#### RECORDS FOR PROCESSING:
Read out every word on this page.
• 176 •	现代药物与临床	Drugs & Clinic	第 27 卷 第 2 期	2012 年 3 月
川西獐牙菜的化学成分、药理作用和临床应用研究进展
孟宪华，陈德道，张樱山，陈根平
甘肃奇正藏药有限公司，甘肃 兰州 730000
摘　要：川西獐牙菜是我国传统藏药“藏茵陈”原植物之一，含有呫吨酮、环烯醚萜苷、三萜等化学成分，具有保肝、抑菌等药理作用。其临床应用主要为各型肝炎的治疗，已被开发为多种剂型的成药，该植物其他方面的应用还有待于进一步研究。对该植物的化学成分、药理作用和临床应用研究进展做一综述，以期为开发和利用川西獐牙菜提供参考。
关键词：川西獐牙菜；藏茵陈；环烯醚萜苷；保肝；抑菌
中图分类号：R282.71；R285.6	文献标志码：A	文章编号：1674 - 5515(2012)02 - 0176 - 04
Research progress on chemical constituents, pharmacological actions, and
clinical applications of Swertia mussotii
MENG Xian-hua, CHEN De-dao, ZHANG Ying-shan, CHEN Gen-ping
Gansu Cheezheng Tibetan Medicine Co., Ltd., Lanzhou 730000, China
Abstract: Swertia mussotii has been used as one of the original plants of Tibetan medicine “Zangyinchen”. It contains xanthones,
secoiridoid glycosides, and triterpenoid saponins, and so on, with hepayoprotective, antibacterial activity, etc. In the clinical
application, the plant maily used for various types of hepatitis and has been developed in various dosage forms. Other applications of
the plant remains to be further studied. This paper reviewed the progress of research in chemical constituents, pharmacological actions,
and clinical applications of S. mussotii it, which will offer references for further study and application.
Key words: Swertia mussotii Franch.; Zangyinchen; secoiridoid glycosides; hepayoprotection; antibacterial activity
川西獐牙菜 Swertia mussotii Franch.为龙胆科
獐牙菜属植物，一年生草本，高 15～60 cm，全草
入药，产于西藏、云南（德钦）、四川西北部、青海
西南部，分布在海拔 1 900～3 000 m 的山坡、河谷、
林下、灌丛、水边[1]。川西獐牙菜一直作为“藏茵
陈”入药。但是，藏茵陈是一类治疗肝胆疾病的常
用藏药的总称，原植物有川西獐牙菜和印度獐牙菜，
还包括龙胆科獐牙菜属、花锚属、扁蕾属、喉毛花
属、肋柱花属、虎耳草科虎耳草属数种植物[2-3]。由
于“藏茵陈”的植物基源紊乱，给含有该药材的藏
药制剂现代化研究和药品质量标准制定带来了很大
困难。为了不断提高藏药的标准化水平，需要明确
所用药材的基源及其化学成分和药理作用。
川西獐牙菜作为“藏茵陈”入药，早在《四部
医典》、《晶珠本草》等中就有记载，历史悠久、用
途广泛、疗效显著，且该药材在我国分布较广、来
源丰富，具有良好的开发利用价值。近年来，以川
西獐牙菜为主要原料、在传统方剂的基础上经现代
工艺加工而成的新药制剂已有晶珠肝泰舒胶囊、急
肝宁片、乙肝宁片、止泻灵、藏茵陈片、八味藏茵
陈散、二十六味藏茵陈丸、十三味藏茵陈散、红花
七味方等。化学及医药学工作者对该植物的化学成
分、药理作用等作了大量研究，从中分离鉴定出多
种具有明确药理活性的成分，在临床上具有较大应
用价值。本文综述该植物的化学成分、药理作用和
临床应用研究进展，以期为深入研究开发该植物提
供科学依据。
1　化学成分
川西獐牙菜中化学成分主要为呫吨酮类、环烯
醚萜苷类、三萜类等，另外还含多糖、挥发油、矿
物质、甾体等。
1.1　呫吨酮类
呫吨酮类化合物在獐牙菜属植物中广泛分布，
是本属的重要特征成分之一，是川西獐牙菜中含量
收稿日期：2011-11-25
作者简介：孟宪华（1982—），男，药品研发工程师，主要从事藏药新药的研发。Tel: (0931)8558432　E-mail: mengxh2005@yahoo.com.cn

#### EXERCISE AIM:
Each line of the listing should be retyped exactly, with nothing left out.

#### RESPONSE BELOW:
Read out every word on this page.
• 176 •	现代药物与临床	Drugs & Clinic	第 27 卷 第 2 期	2012 年 3 月
川西獐牙菜的化学成分、药理作用和临床应用研究进展
孟宪华，陈德道，张樱山，陈根平
甘肃奇正藏药有限公司，甘肃 兰州 730000
摘　要：川西獐牙菜是我国传统藏药“藏茵陈”原植物之一，含有呫吨酮、环烯醚萜苷、三萜等化学成分，具有保肝、抑菌等药理作用。其临床应用主要为各型肝炎的治疗，已被开发为多种剂型的成药，该植物其他方面的应用还有待于进一步研究。对该植物的化学成分、药理作用和临床应用研究进展做一综述，以期为开发和利用川西獐牙菜提供参考。
关键词：川西獐牙菜；藏茵陈；环烯醚萜苷；保肝；抑菌
中图分类号：R282.71；R285.6	文献标志码：A	文章编号：1674 - 5515(2012)02 - 0176 - 04
Research progress on chemical constituents, pharmacological actions, and
clinical applications of Swertia mussotii
MENG Xian-hua, CHEN De-dao, ZHANG Ying-shan, CHEN Gen-ping
Gansu Cheezheng Tibetan Medicine Co., Ltd., Lanzhou 730000, China
Abstract: Swertia mussotii has been used as one of the original plants of Tibetan medicine “Zangyinchen”. It contains xanthones,
secoiridoid glycosides, and triterpenoid saponins, and so on, with hepayoprotective, antibacterial activity, etc. In the clinical
application, the plant maily used for various types of hepatitis and has been developed in various dosage forms. Other applications of
the plant remains to be further studied. This paper reviewed the progress of research in chemical constituents, pharmacological actions,
and clinical applications of S. mussotii it, which will offer references for further study and application.
Key words: Swertia mussotii Franch.; Zangyinchen; secoiridoid glycosides; hepayoprotection; antibacterial activity
川西獐牙菜 Swertia mussotii Franch.为龙胆科
獐牙菜属植物，一年生草本，高 15～60 cm，全草
入药，产于西藏、云南（德钦）、四川西北部、青海
西南部，分布在海拔 1 900～3 000 m 的山坡、河谷、
林下、灌丛、水边[1]。川西獐牙菜一直作为“藏茵
陈”入药。但是，藏茵陈是一类治疗肝胆疾病的常
用藏药的总称，原植物有川西獐牙菜和印度獐牙菜，
还包括龙胆科獐牙菜属、花锚属、扁蕾属、喉毛花
属、肋柱花属、虎耳草科虎耳草属数种植物[2-3]。由
于“藏茵陈”的植物基源紊乱，给含有该药材的藏
药制剂现代化研究和药品质量标准制定带来了很大
困难。为了不断提高藏药的标准化水平，需要明确
所用药材的基源及其化学成分和药理作用。
川西獐牙菜作为“藏茵陈”入药，早在《四部
医典》、《晶珠本草》等中就有记载，历史悠久、用
途广泛、疗效显著，且该药材在我国分布较广、来
源丰富，具有良好的开发利用价值。近年来，以川
西獐牙菜为主要原料、在传统方剂的基础上经现代
工艺加工而成的新药制剂已有晶珠肝泰舒胶囊、急
肝宁片、乙肝宁片、止泻灵、藏茵陈片、八味藏茵
陈散、二十六味藏茵陈丸、十三味藏茵陈散、红花
七味方等。化学及医药学工作者对该植物的化学成
分、药理作用等作了大量研究，从中分离鉴定出多
种具有明确药理活性的成分，在临床上具有较大应
用价值。本文综述该植物的化学成分、药理作用和
临床应用研究进展，以期为深入研究开发该植物提
供科学依据。
1　化学成分
川西獐牙菜中化学成分主要为呫吨酮类、环烯
醚萜苷类、三萜类等，另外还含多糖、挥发油、矿
物质、甾体等。
1.1　呫吨酮类
呫吨酮类化合物在獐牙菜属植物中广泛分布，
是本属的重要特征成分之一，是川西獐牙菜中含量
收稿日期：2011-11-25
作者简介：孟宪华（1982—），男，药品研发工程师，主要从事藏药新药的研发。Tel: (0931)8558432　E-mail: mengxh2005@yahoo.com.cn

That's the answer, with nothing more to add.